Dataset rows about figures
§
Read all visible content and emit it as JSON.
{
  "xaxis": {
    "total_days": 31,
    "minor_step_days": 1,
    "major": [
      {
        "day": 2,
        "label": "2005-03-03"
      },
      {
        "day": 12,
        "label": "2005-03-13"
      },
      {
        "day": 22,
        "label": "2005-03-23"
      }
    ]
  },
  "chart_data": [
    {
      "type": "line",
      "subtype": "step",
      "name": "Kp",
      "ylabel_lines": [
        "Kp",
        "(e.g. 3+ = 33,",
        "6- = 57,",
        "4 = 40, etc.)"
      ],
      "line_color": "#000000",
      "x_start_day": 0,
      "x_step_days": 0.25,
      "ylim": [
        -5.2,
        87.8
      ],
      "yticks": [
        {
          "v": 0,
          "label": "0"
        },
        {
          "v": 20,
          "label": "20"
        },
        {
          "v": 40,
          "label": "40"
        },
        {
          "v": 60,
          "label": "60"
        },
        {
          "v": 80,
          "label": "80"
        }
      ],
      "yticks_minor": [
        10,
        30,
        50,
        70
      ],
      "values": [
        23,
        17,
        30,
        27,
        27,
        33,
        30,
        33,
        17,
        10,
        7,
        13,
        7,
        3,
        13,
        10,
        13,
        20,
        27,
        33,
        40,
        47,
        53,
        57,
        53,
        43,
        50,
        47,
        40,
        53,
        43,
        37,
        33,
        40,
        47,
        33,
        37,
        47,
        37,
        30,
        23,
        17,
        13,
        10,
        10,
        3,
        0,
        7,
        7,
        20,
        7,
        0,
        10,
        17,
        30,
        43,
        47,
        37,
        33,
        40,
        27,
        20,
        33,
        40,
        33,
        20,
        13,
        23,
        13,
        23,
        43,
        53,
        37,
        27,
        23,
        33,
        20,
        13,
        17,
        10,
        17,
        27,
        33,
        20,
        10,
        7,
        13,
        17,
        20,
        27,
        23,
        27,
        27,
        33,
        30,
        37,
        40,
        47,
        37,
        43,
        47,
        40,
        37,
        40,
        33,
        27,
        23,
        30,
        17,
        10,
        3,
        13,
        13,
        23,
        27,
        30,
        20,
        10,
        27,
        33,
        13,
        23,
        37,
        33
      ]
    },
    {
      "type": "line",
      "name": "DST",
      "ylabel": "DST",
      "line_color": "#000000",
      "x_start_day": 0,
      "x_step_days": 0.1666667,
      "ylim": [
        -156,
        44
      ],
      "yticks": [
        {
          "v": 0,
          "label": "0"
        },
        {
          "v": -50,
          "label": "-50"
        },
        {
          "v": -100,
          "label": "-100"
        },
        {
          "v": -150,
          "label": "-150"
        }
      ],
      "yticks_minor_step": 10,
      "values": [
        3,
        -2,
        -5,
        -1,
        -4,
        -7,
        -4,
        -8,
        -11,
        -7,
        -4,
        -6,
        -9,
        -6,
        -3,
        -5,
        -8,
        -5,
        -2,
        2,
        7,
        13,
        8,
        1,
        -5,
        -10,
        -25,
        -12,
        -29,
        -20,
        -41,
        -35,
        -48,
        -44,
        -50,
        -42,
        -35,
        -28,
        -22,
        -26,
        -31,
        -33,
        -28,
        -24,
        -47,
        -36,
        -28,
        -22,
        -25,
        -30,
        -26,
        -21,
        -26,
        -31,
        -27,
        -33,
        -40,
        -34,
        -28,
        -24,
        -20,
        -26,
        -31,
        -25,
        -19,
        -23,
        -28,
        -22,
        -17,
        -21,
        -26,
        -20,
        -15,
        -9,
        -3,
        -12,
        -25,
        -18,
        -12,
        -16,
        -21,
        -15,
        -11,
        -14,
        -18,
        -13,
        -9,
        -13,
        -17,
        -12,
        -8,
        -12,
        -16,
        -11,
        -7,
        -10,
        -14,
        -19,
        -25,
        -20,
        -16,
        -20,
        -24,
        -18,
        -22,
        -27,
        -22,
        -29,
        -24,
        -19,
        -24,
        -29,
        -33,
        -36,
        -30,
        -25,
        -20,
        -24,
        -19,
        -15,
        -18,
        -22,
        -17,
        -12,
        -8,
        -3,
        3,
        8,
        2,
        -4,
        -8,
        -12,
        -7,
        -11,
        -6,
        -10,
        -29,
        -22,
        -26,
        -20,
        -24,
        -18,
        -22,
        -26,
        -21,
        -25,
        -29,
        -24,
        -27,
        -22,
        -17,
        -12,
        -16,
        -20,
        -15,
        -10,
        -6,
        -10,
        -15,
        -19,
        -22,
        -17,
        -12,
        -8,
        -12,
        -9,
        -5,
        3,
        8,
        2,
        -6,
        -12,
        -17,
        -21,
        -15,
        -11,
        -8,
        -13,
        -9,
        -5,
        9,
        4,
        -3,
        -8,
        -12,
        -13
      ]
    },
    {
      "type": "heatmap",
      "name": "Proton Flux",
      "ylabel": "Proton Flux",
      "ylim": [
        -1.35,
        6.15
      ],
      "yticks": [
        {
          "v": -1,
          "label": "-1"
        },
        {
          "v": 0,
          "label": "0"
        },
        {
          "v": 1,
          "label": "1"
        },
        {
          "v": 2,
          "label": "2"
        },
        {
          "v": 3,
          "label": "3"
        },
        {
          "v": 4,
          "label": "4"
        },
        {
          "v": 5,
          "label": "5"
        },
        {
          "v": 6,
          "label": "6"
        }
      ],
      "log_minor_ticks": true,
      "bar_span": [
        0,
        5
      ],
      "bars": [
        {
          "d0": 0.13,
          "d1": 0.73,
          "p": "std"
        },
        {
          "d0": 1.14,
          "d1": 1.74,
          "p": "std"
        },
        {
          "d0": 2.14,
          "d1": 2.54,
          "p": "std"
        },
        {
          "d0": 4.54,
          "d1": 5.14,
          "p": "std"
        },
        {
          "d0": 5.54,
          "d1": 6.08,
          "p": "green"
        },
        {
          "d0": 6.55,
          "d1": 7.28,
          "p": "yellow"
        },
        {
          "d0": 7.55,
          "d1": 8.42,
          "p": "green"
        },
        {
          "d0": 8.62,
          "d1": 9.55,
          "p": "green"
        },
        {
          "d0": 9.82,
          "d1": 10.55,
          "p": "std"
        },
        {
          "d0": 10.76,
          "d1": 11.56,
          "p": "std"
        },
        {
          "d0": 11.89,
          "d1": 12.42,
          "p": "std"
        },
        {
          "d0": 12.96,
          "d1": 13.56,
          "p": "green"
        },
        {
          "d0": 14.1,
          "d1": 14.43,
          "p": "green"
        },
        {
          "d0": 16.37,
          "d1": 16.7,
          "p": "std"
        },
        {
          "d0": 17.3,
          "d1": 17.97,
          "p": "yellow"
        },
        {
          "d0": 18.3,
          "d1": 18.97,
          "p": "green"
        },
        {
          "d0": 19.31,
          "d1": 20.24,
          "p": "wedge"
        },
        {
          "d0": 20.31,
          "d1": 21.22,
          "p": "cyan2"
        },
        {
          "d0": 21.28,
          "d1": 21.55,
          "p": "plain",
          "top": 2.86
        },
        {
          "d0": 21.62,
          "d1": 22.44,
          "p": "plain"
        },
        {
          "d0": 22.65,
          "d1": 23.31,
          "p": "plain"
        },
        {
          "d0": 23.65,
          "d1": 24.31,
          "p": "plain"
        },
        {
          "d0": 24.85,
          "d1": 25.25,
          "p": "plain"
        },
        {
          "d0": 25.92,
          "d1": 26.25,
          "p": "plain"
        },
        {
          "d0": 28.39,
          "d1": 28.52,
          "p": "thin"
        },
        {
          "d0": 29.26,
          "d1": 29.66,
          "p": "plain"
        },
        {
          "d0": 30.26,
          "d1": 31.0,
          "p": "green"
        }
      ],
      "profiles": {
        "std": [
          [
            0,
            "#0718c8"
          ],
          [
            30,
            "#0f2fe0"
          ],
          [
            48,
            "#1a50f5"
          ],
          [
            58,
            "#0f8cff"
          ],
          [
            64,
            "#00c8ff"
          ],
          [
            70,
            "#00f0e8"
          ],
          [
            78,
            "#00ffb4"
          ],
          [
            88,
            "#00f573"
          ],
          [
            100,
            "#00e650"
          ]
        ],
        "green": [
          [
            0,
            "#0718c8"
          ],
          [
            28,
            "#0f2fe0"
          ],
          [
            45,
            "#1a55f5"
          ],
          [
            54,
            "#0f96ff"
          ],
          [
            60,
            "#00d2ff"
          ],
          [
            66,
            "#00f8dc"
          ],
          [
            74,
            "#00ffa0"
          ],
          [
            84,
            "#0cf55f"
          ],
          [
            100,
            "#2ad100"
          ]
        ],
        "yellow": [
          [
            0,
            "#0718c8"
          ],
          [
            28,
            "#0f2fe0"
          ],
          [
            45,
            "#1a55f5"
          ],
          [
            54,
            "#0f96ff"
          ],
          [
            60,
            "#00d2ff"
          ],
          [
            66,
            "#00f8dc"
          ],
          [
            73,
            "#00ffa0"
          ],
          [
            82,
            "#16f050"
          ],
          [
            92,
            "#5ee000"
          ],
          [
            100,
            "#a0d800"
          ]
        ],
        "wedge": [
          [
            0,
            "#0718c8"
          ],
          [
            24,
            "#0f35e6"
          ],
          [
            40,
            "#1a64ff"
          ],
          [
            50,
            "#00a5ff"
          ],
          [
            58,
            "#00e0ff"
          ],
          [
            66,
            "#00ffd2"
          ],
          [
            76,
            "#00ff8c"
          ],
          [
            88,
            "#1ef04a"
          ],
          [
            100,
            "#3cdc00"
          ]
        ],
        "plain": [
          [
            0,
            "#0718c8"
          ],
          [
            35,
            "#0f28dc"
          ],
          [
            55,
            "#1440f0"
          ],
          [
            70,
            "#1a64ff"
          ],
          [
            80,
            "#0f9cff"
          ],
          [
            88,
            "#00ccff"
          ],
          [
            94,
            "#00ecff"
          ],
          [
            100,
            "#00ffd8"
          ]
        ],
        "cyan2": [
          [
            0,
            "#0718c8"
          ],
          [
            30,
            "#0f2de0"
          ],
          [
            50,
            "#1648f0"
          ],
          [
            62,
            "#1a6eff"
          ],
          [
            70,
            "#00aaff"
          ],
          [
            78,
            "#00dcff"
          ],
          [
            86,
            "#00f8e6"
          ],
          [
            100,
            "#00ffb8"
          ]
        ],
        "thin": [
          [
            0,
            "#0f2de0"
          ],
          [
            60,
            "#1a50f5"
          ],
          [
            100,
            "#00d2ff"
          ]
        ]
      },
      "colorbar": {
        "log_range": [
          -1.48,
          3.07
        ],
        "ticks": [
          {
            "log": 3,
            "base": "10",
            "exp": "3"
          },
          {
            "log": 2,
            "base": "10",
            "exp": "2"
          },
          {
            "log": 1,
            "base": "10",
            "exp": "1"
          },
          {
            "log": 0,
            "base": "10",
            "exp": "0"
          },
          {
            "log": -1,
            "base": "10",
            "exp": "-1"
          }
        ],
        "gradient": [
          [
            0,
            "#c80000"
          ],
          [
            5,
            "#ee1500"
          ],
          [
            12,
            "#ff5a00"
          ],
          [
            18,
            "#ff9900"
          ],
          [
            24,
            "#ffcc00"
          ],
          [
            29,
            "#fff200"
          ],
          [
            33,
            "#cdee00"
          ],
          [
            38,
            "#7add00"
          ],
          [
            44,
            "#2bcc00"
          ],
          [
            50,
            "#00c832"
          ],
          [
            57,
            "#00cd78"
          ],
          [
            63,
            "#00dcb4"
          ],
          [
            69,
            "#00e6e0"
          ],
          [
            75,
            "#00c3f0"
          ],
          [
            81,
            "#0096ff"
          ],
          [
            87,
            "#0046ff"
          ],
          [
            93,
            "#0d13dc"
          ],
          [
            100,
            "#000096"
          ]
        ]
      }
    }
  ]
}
§
Copy out every line of the material above that mentions the word "Flux".

      "name": "Proton Flux",
      "ylabel": "Proton Flux",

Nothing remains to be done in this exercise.